[Exercise task]:
Extract each line of the data and write it out again exactly.

[Data excerpts]:
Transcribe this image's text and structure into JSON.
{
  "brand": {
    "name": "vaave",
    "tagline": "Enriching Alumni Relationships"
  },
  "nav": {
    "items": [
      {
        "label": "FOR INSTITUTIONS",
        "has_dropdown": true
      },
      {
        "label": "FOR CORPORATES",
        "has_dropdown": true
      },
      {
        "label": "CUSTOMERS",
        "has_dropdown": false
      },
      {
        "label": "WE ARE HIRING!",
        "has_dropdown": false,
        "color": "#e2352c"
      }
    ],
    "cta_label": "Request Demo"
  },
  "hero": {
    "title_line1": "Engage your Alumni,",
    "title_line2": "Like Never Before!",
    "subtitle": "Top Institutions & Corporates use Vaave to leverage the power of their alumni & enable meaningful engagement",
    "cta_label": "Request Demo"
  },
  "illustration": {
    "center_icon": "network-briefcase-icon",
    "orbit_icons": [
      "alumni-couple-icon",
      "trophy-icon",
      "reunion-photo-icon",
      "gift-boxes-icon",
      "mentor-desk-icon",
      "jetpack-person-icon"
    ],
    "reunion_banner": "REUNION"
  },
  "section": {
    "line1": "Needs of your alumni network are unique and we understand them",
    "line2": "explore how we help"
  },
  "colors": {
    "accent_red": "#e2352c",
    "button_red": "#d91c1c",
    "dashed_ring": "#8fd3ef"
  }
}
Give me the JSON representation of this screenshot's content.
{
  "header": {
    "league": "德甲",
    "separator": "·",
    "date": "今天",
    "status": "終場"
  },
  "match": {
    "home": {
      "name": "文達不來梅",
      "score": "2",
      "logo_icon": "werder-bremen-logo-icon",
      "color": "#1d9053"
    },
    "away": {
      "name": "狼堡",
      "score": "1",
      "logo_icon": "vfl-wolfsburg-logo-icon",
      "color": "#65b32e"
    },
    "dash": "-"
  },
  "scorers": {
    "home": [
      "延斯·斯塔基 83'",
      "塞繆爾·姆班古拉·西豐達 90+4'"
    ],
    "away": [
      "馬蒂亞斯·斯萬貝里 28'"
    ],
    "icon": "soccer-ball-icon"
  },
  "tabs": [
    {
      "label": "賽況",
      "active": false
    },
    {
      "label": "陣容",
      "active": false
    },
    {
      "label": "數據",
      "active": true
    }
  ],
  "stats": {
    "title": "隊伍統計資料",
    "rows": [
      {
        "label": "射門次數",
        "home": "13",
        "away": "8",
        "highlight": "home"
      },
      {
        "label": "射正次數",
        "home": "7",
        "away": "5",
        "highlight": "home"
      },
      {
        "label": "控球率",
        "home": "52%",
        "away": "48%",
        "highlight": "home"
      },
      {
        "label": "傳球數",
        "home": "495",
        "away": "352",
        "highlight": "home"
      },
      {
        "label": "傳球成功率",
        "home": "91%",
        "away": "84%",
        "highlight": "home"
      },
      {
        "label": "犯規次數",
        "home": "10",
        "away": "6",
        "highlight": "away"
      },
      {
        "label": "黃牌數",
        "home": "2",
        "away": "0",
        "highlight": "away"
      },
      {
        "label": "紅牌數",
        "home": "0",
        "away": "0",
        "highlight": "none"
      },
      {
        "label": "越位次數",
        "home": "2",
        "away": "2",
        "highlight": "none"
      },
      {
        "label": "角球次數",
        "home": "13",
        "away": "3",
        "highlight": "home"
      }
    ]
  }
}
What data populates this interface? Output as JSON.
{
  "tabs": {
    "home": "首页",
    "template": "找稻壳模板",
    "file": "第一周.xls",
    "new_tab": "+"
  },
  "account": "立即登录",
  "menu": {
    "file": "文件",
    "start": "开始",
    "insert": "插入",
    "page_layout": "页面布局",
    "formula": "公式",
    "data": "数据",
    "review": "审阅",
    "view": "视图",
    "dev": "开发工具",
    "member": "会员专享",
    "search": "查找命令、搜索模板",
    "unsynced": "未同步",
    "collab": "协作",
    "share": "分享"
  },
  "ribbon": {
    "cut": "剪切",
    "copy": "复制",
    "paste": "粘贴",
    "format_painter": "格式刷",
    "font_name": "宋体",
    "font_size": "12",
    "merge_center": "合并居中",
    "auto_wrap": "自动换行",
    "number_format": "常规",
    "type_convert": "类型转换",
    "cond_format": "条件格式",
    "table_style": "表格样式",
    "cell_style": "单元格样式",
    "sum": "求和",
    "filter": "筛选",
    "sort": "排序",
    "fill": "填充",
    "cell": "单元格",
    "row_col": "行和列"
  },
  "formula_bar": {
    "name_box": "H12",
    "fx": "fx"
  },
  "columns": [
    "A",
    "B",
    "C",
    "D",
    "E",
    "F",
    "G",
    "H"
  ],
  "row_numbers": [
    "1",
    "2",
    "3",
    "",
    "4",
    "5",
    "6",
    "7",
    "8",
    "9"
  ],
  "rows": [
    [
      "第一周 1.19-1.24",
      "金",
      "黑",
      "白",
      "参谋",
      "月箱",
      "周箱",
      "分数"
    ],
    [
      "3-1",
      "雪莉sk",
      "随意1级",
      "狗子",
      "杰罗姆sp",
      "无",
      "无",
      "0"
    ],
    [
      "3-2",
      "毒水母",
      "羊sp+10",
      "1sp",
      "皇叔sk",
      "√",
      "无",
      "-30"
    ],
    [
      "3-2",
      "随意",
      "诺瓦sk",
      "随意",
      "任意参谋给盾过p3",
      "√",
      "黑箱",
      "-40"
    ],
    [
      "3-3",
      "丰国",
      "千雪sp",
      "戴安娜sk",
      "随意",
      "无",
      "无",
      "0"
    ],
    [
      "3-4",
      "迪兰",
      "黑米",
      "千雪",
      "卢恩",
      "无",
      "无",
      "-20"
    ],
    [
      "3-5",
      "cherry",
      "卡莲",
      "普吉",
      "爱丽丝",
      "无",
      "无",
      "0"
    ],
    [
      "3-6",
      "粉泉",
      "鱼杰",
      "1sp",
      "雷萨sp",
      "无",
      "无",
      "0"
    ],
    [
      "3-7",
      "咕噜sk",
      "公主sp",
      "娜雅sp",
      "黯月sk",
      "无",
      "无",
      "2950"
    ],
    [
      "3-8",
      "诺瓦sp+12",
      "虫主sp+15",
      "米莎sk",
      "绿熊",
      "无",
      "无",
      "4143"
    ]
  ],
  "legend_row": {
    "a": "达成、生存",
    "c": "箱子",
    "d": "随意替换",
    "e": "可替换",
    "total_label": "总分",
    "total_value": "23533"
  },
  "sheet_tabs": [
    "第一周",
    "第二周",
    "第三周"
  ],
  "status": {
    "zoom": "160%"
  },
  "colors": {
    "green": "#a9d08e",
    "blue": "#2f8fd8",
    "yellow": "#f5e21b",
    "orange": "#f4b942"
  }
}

[Task solution]:
Transcribe this image's text and structure into JSON.
{
  "brand": {
    "name": "vaave",
    "tagline": "Enriching Alumni Relationships"
  },
  "nav": {
    "items": [
      {
        "label": "FOR INSTITUTIONS",
        "has_dropdown": true
      },
      {
        "label": "FOR CORPORATES",
        "has_dropdown": true
      },
      {
        "label": "CUSTOMERS",
        "has_dropdown": false
      },
      {
        "label": "WE ARE HIRING!",
        "has_dropdown": false,
        "color": "#e2352c"
      }
    ],
    "cta_label": "Request Demo"
  },
  "hero": {
    "title_line1": "Engage your Alumni,",
    "title_line2": "Like Never Before!",
    "subtitle": "Top Institutions & Corporates use Vaave to leverage the power of their alumni & enable meaningful engagement",
    "cta_label": "Request Demo"
  },
  "illustration": {
    "center_icon": "network-briefcase-icon",
    "orbit_icons": [
      "alumni-couple-icon",
      "trophy-icon",
      "reunion-photo-icon",
      "gift-boxes-icon",
      "mentor-desk-icon",
      "jetpack-person-icon"
    ],
    "reunion_banner": "REUNION"
  },
  "section": {
    "line1": "Needs of your alumni network are unique and we understand them",
    "line2": "explore how we help"
  },
  "colors": {
    "accent_red": "#e2352c",
    "button_red": "#d91c1c",
    "dashed_ring": "#8fd3ef"
  }
}
Give me the JSON representation of this screenshot's content.
{
  "header": {
    "league": "德甲",
    "separator": "·",
    "date": "今天",
    "status": "終場"
  },
  "match": {
    "home": {
      "name": "文達不來梅",
      "score": "2",
      "logo_icon": "werder-bremen-logo-icon",
      "color": "#1d9053"
    },
    "away": {
      "name": "狼堡",
      "score": "1",
      "logo_icon": "vfl-wolfsburg-logo-icon",
      "color": "#65b32e"
    },
    "dash": "-"
  },
  "scorers": {
    "home": [
      "延斯·斯塔基 83'",
      "塞繆爾·姆班古拉·西豐達 90+4'"
    ],
    "away": [
      "馬蒂亞斯·斯萬貝里 28'"
    ],
    "icon": "soccer-ball-icon"
  },
  "tabs": [
    {
      "label": "賽況",
      "active": false
    },
    {
      "label": "陣容",
      "active": false
    },
    {
      "label": "數據",
      "active": true
    }
  ],
  "stats": {
    "title": "隊伍統計資料",
    "rows": [
      {
        "label": "射門次數",
        "home": "13",
        "away": "8",
        "highlight": "home"
      },
      {
        "label": "射正次數",
        "home": "7",
        "away": "5",
        "highlight": "home"
      },
      {
        "label": "控球率",
        "home": "52%",
        "away": "48%",
        "highlight": "home"
      },
      {
        "label": "傳球數",
        "home": "495",
        "away": "352",
        "highlight": "home"
      },
      {
        "label": "傳球成功率",
        "home": "91%",
        "away": "84%",
        "highlight": "home"
      },
      {
        "label": "犯規次數",
        "home": "10",
        "away": "6",
        "highlight": "away"
      },
      {
        "label": "黃牌數",
        "home": "2",
        "away": "0",
        "highlight": "away"
      },
      {
        "label": "紅牌數",
        "home": "0",
        "away": "0",
        "highlight": "none"
      },
      {
        "label": "越位次數",
        "home": "2",
        "away": "2",
        "highlight": "none"
      },
      {
        "label": "角球次數",
        "home": "13",
        "away": "3",
        "highlight": "home"
      }
    ]
  }
}
What data populates this interface? Output as JSON.
{
  "tabs": {
    "home": "首页",
    "template": "找稻壳模板",
    "file": "第一周.xls",
    "new_tab": "+"
  },
  "account": "立即登录",
  "menu": {
    "file": "文件",
    "start": "开始",
    "insert": "插入",
    "page_layout": "页面布局",
    "formula": "公式",
    "data": "数据",
    "review": "审阅",
    "view": "视图",
    "dev": "开发工具",
    "member": "会员专享",
    "search": "查找命令、搜索模板",
    "unsynced": "未同步",
    "collab": "协作",
    "share": "分享"
  },
  "ribbon": {
    "cut": "剪切",
    "copy": "复制",
    "paste": "粘贴",
    "format_painter": "格式刷",
    "font_name": "宋体",
    "font_size": "12",
    "merge_center": "合并居中",
    "auto_wrap": "自动换行",
    "number_format": "常规",
    "type_convert": "类型转换",
    "cond_format": "条件格式",
    "table_style": "表格样式",
    "cell_style": "单元格样式",
    "sum": "求和",
    "filter": "筛选",
    "sort": "排序",
    "fill": "填充",
    "cell": "单元格",
    "row_col": "行和列"
  },
  "formula_bar": {
    "name_box": "H12",
    "fx": "fx"
  },
  "columns": [
    "A",
    "B",
    "C",
    "D",
    "E",
    "F",
    "G",
    "H"
  ],
  "row_numbers": [
    "1",
    "2",
    "3",
    "",
    "4",
    "5",
    "6",
    "7",
    "8",
    "9"
  ],
  "rows": [
    [
      "第一周 1.19-1.24",
      "金",
      "黑",
      "白",
      "参谋",
      "月箱",
      "周箱",
      "分数"
    ],
    [
      "3-1",
      "雪莉sk",
      "随意1级",
      "狗子",
      "杰罗姆sp",
      "无",
      "无",
      "0"
    ],
    [
      "3-2",
      "毒水母",
      "羊sp+10",
      "1sp",
      "皇叔sk",
      "√",
      "无",
      "-30"
    ],
    [
      "3-2",
      "随意",
      "诺瓦sk",
      "随意",
      "任意参谋给盾过p3",
      "√",
      "黑箱",
      "-40"
    ],
    [
      "3-3",
      "丰国",
      "千雪sp",
      "戴安娜sk",
      "随意",
      "无",
      "无",
      "0"
    ],
    [
      "3-4",
      "迪兰",
      "黑米",
      "千雪",
      "卢恩",
      "无",
      "无",
      "-20"
    ],
    [
      "3-5",
      "cherry",
      "卡莲",
      "普吉",
      "爱丽丝",
      "无",
      "无",
      "0"
    ],
    [
      "3-6",
      "粉泉",
      "鱼杰",
      "1sp",
      "雷萨sp",
      "无",
      "无",
      "0"
    ],
    [
      "3-7",
      "咕噜sk",
      "公主sp",
      "娜雅sp",
      "黯月sk",
      "无",
      "无",
      "2950"
    ],
    [
      "3-8",
      "诺瓦sp+12",
      "虫主sp+15",
      "米莎sk",
      "绿熊",
      "无",
      "无",
      "4143"
    ]
  ],
  "legend_row": {
    "a": "达成、生存",
    "c": "箱子",
    "d": "随意替换",
    "e": "可替换",
    "total_label": "总分",
    "total_value": "23533"
  },
  "sheet_tabs": [
    "第一周",
    "第二周",
    "第三周"
  ],
  "status": {
    "zoom": "160%"
  },
  "colors": {
    "green": "#a9d08e",
    "blue": "#2f8fd8",
    "yellow": "#f5e21b",
    "orange": "#f4b942"
  }
}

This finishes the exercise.